→ Direction
Count every line below that contains "Kilmarnock", then state the total with no other output.

→ Input material
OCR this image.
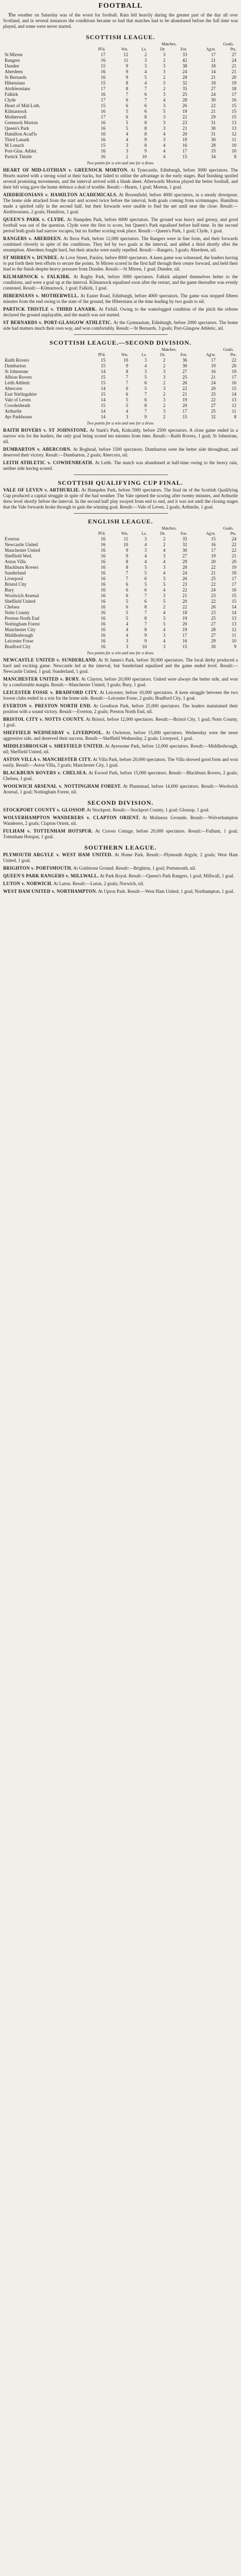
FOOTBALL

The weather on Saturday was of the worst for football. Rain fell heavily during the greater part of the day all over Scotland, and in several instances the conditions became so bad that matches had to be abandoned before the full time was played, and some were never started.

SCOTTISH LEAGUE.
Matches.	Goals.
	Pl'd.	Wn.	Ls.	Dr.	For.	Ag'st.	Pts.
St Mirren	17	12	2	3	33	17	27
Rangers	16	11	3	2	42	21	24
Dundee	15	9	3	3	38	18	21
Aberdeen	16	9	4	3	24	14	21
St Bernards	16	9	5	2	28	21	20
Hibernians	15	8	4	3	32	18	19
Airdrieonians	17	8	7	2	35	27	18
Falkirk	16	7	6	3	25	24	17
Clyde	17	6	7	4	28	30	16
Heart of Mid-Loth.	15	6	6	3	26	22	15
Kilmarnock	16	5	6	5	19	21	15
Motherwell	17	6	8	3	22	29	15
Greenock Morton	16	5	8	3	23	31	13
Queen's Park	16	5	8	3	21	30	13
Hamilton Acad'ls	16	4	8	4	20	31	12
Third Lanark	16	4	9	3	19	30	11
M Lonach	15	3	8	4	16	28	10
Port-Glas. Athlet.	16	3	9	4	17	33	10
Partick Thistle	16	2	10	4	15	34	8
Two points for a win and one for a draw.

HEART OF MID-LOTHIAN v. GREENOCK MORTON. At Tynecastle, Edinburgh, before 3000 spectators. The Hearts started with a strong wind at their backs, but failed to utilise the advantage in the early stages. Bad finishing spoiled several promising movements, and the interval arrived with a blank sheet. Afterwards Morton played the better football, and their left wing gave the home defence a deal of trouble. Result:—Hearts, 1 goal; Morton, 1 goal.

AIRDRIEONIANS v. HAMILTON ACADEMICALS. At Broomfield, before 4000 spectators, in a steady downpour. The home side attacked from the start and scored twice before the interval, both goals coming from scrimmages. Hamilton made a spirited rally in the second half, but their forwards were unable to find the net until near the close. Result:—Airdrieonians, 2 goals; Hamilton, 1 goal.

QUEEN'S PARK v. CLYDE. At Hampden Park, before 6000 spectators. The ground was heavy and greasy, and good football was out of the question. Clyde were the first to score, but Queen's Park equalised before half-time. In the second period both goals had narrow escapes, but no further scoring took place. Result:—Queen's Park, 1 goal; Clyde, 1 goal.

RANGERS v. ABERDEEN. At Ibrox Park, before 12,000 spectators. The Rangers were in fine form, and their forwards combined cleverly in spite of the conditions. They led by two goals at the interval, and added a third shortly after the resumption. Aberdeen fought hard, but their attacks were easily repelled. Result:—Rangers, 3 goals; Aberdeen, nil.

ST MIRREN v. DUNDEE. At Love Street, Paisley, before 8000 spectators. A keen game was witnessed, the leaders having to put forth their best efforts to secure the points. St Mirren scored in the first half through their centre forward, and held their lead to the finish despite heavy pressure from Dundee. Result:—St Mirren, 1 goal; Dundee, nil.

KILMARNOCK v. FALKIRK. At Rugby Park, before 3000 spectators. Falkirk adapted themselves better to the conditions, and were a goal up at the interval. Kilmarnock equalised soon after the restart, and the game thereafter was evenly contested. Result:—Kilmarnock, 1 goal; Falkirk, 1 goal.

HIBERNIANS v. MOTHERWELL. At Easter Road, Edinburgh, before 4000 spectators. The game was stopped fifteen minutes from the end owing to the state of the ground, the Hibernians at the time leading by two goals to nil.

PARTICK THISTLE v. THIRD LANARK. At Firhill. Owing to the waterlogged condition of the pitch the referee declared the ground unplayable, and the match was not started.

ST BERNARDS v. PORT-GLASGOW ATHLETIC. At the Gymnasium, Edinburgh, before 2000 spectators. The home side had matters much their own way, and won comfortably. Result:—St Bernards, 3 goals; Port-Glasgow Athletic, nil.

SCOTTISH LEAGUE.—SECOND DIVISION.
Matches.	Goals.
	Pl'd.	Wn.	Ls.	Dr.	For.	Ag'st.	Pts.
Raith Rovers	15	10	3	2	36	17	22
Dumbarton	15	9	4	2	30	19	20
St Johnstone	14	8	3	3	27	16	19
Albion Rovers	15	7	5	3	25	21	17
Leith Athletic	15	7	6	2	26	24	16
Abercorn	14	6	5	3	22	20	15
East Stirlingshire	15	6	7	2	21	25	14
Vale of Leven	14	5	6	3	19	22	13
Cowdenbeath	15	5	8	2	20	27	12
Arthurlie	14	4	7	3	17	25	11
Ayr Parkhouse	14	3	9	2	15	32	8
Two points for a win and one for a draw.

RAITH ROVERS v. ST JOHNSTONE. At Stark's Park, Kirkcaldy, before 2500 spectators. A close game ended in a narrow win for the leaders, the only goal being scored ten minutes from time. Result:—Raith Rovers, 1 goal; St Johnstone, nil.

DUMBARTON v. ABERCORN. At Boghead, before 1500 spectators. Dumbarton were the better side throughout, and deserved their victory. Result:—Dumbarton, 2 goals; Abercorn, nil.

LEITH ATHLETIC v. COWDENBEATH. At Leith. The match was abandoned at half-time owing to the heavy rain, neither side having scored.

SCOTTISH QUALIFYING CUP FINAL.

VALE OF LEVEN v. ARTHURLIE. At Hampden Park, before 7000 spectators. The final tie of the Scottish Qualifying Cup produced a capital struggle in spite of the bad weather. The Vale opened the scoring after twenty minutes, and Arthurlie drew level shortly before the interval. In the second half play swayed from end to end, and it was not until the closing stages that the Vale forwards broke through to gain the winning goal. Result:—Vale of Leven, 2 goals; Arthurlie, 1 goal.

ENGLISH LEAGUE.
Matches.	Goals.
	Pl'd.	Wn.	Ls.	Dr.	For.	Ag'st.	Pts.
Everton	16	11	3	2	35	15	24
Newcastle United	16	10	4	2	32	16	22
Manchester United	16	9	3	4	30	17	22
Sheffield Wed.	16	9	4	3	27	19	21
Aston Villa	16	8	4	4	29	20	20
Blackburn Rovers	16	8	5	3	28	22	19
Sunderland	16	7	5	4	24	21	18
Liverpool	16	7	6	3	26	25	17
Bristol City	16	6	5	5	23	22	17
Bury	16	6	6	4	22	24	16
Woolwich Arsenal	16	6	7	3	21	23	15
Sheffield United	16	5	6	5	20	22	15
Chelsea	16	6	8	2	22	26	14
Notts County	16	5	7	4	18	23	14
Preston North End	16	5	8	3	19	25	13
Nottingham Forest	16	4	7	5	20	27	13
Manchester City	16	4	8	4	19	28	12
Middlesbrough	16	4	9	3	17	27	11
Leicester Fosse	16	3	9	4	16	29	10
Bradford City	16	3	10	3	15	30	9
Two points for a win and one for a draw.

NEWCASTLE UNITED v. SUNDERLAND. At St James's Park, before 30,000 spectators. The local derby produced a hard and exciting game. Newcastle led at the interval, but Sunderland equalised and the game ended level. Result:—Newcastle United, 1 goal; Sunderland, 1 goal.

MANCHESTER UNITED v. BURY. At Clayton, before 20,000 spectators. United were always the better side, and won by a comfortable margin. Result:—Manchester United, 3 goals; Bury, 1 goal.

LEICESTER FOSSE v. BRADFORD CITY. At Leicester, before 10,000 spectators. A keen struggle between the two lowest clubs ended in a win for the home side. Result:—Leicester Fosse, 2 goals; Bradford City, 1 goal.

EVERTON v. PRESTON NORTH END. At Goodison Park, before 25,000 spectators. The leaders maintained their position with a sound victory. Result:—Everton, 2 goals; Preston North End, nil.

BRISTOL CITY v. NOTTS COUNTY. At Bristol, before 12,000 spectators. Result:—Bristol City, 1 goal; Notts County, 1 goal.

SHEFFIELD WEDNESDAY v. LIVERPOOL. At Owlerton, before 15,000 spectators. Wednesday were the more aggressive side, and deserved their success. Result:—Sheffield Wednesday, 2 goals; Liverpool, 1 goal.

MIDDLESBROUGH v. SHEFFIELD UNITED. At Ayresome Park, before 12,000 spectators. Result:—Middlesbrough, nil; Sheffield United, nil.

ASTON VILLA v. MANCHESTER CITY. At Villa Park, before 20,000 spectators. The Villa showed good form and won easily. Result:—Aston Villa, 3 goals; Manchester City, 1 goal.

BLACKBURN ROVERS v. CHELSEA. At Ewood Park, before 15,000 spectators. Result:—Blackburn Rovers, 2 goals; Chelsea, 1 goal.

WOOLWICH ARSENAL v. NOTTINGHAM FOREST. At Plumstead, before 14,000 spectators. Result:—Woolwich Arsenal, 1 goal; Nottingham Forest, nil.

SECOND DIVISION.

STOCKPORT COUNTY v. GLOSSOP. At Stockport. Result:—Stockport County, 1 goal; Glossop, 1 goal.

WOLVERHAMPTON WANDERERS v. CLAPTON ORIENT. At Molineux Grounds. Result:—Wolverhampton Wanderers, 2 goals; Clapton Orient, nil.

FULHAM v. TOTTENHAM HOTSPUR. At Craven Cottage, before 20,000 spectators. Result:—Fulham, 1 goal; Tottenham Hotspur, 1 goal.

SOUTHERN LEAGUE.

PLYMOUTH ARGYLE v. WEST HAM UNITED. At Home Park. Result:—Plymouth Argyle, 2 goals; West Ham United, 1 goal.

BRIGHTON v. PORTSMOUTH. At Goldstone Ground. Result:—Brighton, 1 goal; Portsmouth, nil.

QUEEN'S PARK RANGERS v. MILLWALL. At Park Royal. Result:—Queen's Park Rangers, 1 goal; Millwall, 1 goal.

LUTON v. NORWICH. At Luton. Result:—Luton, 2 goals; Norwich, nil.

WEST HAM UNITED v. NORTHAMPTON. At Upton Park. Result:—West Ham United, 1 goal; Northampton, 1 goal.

* * *

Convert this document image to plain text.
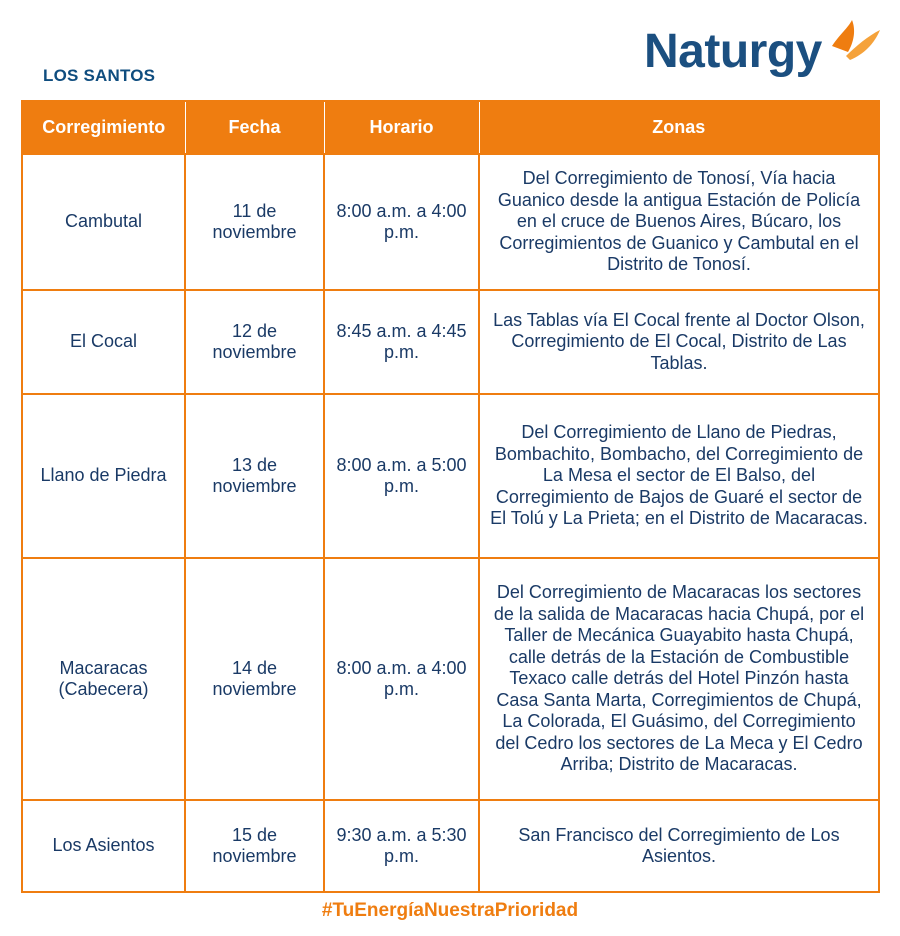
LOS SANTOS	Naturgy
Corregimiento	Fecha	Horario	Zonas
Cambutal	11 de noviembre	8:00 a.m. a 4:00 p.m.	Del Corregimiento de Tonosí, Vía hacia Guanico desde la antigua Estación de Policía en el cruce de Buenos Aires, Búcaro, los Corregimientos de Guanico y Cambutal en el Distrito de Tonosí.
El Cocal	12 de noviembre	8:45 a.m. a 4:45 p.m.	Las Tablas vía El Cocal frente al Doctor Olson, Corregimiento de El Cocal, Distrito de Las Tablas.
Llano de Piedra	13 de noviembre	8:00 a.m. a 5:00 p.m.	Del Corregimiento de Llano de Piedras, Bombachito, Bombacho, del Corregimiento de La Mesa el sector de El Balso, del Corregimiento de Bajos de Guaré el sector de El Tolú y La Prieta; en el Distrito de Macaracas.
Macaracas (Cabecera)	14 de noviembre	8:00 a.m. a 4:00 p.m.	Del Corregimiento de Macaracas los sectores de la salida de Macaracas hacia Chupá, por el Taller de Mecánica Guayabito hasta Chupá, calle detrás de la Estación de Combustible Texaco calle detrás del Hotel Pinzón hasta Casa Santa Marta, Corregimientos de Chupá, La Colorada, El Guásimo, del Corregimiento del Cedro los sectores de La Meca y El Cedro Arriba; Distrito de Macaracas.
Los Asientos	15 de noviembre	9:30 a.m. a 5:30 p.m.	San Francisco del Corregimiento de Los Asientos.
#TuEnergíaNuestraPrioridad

→ Full solution
2